Task requirements » Output every entry exactly as written.

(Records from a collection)
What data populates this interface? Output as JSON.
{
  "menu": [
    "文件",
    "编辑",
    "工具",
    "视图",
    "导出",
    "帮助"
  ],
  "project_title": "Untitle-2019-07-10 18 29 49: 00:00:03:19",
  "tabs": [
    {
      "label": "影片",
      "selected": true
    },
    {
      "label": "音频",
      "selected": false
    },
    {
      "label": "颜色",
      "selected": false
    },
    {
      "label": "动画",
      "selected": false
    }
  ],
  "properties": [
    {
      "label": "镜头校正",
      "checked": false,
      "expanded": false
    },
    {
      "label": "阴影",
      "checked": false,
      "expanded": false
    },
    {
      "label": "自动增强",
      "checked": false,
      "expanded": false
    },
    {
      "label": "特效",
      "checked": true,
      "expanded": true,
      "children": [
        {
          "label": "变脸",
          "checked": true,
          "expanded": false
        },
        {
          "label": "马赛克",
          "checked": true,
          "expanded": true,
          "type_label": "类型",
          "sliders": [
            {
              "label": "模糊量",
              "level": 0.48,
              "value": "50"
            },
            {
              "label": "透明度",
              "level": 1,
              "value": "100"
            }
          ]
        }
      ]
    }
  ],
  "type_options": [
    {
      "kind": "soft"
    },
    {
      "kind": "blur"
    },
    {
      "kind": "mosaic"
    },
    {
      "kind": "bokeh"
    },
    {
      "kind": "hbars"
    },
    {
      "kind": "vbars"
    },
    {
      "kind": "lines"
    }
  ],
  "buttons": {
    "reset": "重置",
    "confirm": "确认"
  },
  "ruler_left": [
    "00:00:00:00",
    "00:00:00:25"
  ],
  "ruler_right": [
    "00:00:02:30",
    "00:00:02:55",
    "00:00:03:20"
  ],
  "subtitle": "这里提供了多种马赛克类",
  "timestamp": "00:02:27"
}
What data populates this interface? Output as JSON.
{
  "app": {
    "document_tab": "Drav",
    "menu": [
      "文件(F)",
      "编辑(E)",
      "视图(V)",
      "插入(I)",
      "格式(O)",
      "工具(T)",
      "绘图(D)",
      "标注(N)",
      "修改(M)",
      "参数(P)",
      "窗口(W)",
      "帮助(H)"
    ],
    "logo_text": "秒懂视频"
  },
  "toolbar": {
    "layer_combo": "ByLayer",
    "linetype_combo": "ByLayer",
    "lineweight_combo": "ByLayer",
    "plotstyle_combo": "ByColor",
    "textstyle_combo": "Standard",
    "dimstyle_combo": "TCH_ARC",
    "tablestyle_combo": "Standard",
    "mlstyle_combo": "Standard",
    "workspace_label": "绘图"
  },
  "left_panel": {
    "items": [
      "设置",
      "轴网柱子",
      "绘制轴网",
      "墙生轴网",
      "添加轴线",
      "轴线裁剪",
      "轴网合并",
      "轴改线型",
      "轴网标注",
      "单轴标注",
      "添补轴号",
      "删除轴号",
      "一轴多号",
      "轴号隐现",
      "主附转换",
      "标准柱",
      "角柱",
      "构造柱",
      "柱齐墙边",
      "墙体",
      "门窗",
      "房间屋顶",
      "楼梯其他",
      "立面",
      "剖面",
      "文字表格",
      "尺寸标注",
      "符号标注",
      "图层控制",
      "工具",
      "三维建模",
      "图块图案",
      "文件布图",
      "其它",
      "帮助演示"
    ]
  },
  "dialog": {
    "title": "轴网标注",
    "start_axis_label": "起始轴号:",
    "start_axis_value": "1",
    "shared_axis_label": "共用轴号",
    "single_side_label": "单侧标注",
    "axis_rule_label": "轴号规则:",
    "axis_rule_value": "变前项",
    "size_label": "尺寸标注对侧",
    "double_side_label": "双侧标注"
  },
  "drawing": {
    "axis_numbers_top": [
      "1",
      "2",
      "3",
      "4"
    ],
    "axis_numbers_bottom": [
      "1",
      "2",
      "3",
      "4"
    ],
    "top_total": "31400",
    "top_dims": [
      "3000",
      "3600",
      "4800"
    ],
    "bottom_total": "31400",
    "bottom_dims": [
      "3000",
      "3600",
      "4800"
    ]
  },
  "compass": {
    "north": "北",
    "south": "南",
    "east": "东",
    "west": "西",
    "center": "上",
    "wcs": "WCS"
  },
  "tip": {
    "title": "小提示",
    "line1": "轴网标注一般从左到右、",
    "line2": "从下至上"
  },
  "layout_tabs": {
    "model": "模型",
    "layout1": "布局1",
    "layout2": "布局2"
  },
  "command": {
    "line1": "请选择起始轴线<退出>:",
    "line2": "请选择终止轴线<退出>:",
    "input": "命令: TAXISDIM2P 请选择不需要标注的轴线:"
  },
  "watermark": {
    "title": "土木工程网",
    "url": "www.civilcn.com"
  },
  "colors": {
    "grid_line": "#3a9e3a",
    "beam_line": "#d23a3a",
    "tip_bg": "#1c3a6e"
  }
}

In response »
What data populates this interface? Output as JSON.
{
  "menu": [
    "文件",
    "编辑",
    "工具",
    "视图",
    "导出",
    "帮助"
  ],
  "project_title": "Untitle-2019-07-10 18 29 49: 00:00:03:19",
  "tabs": [
    {
      "label": "影片",
      "selected": true
    },
    {
      "label": "音频",
      "selected": false
    },
    {
      "label": "颜色",
      "selected": false
    },
    {
      "label": "动画",
      "selected": false
    }
  ],
  "properties": [
    {
      "label": "镜头校正",
      "checked": false,
      "expanded": false
    },
    {
      "label": "阴影",
      "checked": false,
      "expanded": false
    },
    {
      "label": "自动增强",
      "checked": false,
      "expanded": false
    },
    {
      "label": "特效",
      "checked": true,
      "expanded": true,
      "children": [
        {
          "label": "变脸",
          "checked": true,
          "expanded": false
        },
        {
          "label": "马赛克",
          "checked": true,
          "expanded": true,
          "type_label": "类型",
          "sliders": [
            {
              "label": "模糊量",
              "level": 0.48,
              "value": "50"
            },
            {
              "label": "透明度",
              "level": 1,
              "value": "100"
            }
          ]
        }
      ]
    }
  ],
  "type_options": [
    {
      "kind": "soft"
    },
    {
      "kind": "blur"
    },
    {
      "kind": "mosaic"
    },
    {
      "kind": "bokeh"
    },
    {
      "kind": "hbars"
    },
    {
      "kind": "vbars"
    },
    {
      "kind": "lines"
    }
  ],
  "buttons": {
    "reset": "重置",
    "confirm": "确认"
  },
  "ruler_left": [
    "00:00:00:00",
    "00:00:00:25"
  ],
  "ruler_right": [
    "00:00:02:30",
    "00:00:02:55",
    "00:00:03:20"
  ],
  "subtitle": "这里提供了多种马赛克类",
  "timestamp": "00:02:27"
}
What data populates this interface? Output as JSON.
{
  "app": {
    "document_tab": "Drav",
    "menu": [
      "文件(F)",
      "编辑(E)",
      "视图(V)",
      "插入(I)",
      "格式(O)",
      "工具(T)",
      "绘图(D)",
      "标注(N)",
      "修改(M)",
      "参数(P)",
      "窗口(W)",
      "帮助(H)"
    ],
    "logo_text": "秒懂视频"
  },
  "toolbar": {
    "layer_combo": "ByLayer",
    "linetype_combo": "ByLayer",
    "lineweight_combo": "ByLayer",
    "plotstyle_combo": "ByColor",
    "textstyle_combo": "Standard",
    "dimstyle_combo": "TCH_ARC",
    "tablestyle_combo": "Standard",
    "mlstyle_combo": "Standard",
    "workspace_label": "绘图"
  },
  "left_panel": {
    "items": [
      "设置",
      "轴网柱子",
      "绘制轴网",
      "墙生轴网",
      "添加轴线",
      "轴线裁剪",
      "轴网合并",
      "轴改线型",
      "轴网标注",
      "单轴标注",
      "添补轴号",
      "删除轴号",
      "一轴多号",
      "轴号隐现",
      "主附转换",
      "标准柱",
      "角柱",
      "构造柱",
      "柱齐墙边",
      "墙体",
      "门窗",
      "房间屋顶",
      "楼梯其他",
      "立面",
      "剖面",
      "文字表格",
      "尺寸标注",
      "符号标注",
      "图层控制",
      "工具",
      "三维建模",
      "图块图案",
      "文件布图",
      "其它",
      "帮助演示"
    ]
  },
  "dialog": {
    "title": "轴网标注",
    "start_axis_label": "起始轴号:",
    "start_axis_value": "1",
    "shared_axis_label": "共用轴号",
    "single_side_label": "单侧标注",
    "axis_rule_label": "轴号规则:",
    "axis_rule_value": "变前项",
    "size_label": "尺寸标注对侧",
    "double_side_label": "双侧标注"
  },
  "drawing": {
    "axis_numbers_top": [
      "1",
      "2",
      "3",
      "4"
    ],
    "axis_numbers_bottom": [
      "1",
      "2",
      "3",
      "4"
    ],
    "top_total": "31400",
    "top_dims": [
      "3000",
      "3600",
      "4800"
    ],
    "bottom_total": "31400",
    "bottom_dims": [
      "3000",
      "3600",
      "4800"
    ]
  },
  "compass": {
    "north": "北",
    "south": "南",
    "east": "东",
    "west": "西",
    "center": "上",
    "wcs": "WCS"
  },
  "tip": {
    "title": "小提示",
    "line1": "轴网标注一般从左到右、",
    "line2": "从下至上"
  },
  "layout_tabs": {
    "model": "模型",
    "layout1": "布局1",
    "layout2": "布局2"
  },
  "command": {
    "line1": "请选择起始轴线<退出>:",
    "line2": "请选择终止轴线<退出>:",
    "input": "命令: TAXISDIM2P 请选择不需要标注的轴线:"
  },
  "watermark": {
    "title": "土木工程网",
    "url": "www.civilcn.com"
  },
  "colors": {
    "grid_line": "#3a9e3a",
    "beam_line": "#d23a3a",
    "tip_bg": "#1c3a6e"
  }
}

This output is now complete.